EXERCISE REQUIREMENTS:
Below are some entries. Copy each line that holds the string "liqni".

Stored items:
--- START ---

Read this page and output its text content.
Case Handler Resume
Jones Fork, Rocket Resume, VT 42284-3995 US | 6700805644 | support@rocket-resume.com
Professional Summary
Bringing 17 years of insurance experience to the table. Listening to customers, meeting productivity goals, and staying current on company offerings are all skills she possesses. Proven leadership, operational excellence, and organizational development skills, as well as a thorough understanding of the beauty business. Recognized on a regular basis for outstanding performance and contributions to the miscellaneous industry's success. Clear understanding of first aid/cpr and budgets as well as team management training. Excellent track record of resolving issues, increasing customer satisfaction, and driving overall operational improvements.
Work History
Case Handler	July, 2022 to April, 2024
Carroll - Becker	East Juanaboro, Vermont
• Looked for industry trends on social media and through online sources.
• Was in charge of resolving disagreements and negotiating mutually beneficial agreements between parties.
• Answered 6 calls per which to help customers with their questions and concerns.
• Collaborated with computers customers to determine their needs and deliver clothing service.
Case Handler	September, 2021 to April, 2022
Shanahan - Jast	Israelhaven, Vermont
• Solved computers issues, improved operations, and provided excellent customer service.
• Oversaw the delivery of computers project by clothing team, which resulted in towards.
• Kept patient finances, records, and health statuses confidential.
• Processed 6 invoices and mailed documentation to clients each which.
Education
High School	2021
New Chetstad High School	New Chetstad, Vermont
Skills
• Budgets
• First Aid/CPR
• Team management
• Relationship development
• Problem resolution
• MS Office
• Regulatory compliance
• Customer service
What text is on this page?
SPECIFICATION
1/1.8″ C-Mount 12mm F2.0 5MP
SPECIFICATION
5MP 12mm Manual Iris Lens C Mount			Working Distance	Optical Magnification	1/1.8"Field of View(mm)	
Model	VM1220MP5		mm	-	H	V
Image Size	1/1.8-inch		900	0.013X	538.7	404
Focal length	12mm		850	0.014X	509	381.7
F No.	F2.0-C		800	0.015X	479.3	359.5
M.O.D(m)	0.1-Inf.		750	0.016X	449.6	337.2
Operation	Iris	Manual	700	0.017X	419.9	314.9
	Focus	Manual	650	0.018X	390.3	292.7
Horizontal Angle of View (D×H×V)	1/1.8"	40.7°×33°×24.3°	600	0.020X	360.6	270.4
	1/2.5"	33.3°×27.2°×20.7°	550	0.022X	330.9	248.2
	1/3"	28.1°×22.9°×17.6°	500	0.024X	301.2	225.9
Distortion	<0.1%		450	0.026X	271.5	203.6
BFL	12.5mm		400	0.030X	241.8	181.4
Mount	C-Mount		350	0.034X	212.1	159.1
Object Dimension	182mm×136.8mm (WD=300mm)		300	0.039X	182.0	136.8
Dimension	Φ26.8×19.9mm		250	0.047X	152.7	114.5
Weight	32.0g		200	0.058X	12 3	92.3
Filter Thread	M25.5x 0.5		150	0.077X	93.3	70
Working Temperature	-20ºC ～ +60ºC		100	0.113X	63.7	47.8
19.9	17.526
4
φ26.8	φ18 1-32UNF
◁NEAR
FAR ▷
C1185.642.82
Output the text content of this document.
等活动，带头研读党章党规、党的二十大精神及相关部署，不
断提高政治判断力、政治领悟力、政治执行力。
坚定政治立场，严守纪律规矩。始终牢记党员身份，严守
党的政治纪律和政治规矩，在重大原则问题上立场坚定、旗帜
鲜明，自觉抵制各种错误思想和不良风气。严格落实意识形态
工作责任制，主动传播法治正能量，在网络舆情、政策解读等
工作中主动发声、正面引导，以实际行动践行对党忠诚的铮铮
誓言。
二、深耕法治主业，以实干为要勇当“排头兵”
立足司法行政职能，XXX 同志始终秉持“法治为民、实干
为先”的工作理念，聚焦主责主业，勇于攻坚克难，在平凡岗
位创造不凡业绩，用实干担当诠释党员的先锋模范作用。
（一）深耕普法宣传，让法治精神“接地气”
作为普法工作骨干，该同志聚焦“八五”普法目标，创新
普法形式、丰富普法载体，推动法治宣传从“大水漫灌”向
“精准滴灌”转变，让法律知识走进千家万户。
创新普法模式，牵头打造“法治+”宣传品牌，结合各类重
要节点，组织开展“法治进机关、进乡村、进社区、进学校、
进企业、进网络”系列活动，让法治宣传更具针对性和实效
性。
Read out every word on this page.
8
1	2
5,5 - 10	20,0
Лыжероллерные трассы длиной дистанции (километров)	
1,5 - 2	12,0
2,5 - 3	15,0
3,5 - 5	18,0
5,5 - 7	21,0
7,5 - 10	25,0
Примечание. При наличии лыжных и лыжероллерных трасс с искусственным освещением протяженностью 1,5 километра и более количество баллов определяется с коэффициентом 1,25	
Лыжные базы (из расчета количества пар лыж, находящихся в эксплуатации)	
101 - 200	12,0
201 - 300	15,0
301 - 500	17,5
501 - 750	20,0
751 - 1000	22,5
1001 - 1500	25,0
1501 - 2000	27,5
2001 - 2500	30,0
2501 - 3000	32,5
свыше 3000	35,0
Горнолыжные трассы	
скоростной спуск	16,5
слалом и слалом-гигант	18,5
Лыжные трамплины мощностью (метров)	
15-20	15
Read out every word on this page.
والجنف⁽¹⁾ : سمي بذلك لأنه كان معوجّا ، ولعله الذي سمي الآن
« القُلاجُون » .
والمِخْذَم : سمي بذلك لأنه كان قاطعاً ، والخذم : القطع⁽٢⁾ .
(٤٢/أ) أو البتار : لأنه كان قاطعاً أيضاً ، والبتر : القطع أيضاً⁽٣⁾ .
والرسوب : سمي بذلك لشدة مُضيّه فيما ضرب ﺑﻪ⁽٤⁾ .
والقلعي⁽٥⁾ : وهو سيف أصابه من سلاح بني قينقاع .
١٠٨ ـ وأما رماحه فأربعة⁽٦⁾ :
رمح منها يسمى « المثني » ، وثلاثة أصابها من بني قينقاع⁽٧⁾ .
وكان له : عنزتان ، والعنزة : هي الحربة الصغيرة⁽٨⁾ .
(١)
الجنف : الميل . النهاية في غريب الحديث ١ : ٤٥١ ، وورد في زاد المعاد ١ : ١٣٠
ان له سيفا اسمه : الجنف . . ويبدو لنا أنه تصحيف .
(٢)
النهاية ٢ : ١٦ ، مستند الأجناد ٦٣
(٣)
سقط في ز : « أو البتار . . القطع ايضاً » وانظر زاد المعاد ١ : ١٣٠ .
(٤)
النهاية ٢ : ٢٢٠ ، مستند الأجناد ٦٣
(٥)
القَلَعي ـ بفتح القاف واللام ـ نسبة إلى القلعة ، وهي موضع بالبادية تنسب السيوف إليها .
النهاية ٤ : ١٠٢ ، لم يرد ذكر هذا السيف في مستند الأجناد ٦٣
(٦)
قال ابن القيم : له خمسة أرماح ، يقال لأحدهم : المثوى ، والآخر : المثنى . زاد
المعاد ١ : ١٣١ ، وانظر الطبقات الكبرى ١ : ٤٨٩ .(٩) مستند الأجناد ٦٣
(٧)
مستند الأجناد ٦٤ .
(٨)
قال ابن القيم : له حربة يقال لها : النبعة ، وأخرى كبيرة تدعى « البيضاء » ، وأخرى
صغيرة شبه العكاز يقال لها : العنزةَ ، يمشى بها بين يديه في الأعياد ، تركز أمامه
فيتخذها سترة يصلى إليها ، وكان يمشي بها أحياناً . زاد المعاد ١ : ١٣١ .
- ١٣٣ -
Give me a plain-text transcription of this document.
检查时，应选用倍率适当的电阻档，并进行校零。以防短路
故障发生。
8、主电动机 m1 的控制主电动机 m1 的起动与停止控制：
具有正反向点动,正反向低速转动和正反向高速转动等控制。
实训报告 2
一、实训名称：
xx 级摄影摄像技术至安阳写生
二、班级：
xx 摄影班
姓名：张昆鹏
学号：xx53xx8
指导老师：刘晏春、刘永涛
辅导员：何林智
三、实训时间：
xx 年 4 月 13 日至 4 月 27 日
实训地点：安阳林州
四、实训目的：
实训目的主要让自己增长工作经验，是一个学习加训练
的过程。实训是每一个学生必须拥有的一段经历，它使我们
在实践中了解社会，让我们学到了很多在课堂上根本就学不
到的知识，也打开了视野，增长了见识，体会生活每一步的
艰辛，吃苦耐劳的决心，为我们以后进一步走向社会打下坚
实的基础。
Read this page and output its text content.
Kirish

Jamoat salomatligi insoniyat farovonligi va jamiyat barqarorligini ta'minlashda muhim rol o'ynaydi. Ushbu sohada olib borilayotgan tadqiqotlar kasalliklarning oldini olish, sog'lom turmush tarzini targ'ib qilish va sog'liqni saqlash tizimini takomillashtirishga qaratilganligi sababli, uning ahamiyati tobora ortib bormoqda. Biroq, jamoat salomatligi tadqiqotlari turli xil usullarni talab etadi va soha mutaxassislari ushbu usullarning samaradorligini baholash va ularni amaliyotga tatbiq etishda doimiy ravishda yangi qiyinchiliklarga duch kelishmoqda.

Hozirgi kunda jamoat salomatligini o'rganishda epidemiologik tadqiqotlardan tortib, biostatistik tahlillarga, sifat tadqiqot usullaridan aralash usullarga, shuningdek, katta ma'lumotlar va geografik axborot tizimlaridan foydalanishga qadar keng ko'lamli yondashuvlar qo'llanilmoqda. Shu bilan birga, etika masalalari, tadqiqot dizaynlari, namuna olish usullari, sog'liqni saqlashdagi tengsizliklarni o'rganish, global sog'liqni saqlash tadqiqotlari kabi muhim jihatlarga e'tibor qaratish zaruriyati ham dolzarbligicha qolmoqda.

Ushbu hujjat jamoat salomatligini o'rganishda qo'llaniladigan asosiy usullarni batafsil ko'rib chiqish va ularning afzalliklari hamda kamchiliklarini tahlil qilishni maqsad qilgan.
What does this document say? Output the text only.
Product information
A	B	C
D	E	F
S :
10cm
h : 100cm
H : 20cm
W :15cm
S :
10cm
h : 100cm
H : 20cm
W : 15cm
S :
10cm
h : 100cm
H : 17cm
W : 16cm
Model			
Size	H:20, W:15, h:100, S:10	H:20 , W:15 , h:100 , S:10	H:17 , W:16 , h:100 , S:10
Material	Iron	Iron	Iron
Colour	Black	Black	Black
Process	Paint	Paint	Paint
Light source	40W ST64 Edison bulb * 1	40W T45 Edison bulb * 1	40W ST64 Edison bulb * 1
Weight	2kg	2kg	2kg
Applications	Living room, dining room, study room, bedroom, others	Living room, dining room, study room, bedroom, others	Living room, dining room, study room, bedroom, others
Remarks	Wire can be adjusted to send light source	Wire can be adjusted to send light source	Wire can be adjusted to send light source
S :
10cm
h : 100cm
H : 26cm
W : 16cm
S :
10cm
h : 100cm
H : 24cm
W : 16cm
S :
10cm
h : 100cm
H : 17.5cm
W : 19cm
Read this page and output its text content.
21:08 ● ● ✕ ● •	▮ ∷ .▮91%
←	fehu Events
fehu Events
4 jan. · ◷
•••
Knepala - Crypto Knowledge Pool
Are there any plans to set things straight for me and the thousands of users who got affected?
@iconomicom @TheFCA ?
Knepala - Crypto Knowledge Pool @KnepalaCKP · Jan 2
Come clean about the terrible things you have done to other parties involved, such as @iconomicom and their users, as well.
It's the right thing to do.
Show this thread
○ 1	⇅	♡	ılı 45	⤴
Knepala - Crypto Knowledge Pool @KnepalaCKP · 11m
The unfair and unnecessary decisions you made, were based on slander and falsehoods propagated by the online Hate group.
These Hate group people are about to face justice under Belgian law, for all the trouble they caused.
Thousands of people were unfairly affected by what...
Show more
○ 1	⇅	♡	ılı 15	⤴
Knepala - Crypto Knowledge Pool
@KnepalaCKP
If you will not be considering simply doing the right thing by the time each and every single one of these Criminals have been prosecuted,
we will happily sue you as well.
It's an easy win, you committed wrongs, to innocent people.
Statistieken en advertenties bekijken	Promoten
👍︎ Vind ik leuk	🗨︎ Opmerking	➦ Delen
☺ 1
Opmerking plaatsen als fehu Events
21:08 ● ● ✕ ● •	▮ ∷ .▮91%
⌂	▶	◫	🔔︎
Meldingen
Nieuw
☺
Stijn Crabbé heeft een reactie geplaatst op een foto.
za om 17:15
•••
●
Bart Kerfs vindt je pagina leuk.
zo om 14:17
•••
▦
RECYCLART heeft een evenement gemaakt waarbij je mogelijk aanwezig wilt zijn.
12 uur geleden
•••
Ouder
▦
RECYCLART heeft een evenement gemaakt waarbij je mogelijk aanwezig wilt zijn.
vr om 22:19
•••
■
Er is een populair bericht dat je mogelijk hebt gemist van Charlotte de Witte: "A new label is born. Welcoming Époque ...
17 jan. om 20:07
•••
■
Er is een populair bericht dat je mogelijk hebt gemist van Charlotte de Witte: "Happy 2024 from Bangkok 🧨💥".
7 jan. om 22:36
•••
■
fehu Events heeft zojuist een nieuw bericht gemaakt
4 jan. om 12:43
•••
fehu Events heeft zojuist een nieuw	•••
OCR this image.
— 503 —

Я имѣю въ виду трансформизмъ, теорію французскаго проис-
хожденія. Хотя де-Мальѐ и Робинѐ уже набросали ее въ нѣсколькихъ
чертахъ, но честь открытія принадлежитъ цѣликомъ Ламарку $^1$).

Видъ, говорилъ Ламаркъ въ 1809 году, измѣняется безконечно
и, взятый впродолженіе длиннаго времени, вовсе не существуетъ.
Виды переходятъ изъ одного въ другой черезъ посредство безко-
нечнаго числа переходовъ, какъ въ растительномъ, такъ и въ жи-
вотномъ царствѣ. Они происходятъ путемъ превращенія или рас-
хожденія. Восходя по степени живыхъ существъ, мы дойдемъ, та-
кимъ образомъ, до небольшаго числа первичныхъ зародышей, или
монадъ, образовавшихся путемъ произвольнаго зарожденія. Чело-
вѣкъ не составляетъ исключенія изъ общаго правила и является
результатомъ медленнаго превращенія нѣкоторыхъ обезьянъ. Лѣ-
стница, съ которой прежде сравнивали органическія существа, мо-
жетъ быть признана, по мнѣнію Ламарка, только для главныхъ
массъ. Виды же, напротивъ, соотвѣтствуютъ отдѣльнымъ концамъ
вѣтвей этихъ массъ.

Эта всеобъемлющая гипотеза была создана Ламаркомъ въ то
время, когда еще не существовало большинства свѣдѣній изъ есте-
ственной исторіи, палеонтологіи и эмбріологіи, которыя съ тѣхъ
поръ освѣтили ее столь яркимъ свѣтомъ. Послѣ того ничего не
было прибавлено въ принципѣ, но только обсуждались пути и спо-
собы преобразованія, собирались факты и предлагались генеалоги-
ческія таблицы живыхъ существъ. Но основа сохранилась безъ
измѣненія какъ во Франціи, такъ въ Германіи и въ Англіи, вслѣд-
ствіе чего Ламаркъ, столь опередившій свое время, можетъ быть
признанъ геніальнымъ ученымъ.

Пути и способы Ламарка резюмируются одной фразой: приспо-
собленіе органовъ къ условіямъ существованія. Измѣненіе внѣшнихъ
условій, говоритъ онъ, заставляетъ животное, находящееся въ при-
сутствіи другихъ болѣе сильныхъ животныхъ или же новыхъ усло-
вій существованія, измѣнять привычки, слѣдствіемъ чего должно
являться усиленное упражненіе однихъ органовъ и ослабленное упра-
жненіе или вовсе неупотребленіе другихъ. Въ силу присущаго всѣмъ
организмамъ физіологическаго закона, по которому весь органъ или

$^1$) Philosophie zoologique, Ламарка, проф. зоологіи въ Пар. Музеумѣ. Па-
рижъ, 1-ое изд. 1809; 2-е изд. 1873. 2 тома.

--- END ---

ANSWER TO THIS TASK:
Jamoat salomatligi insoniyat farovonligi va jamiyat barqarorligini ta'minlashda muhim rol o'ynaydi. Ushbu sohada olib borilayotgan tadqiqotlar kasalliklarning oldini olish, sog'lom turmush tarzini targ'ib qilish va sog'liqni saqlash tizimini takomillashtirishga qaratilganligi sababli, uning ahamiyati tobora ortib bormoqda. Biroq, jamoat salomatligi tadqiqotlari turli xil usullarni talab etadi va soha mutaxassislari ushbu usullarning samaradorligini baholash va ularni amaliyotga tatbiq etishda doimiy ravishda yangi qiyinchiliklarga duch kelishmoqda.
Hozirgi kunda jamoat salomatligini o'rganishda epidemiologik tadqiqotlardan tortib, biostatistik tahlillarga, sifat tadqiqot usullaridan aralash usullarga, shuningdek, katta ma'lumotlar va geografik axborot tizimlaridan foydalanishga qadar keng ko'lamli yondashuvlar qo'llanilmoqda. Shu bilan birga, etika masalalari, tadqiqot dizaynlari, namuna olish usullari, sog'liqni saqlashdagi tengsizliklarni o'rganish, global sog'liqni saqlash tadqiqotlari kabi muhim jihatlarga e'tibor qaratish zaruriyati ham dolzarbligicha qolmoqda.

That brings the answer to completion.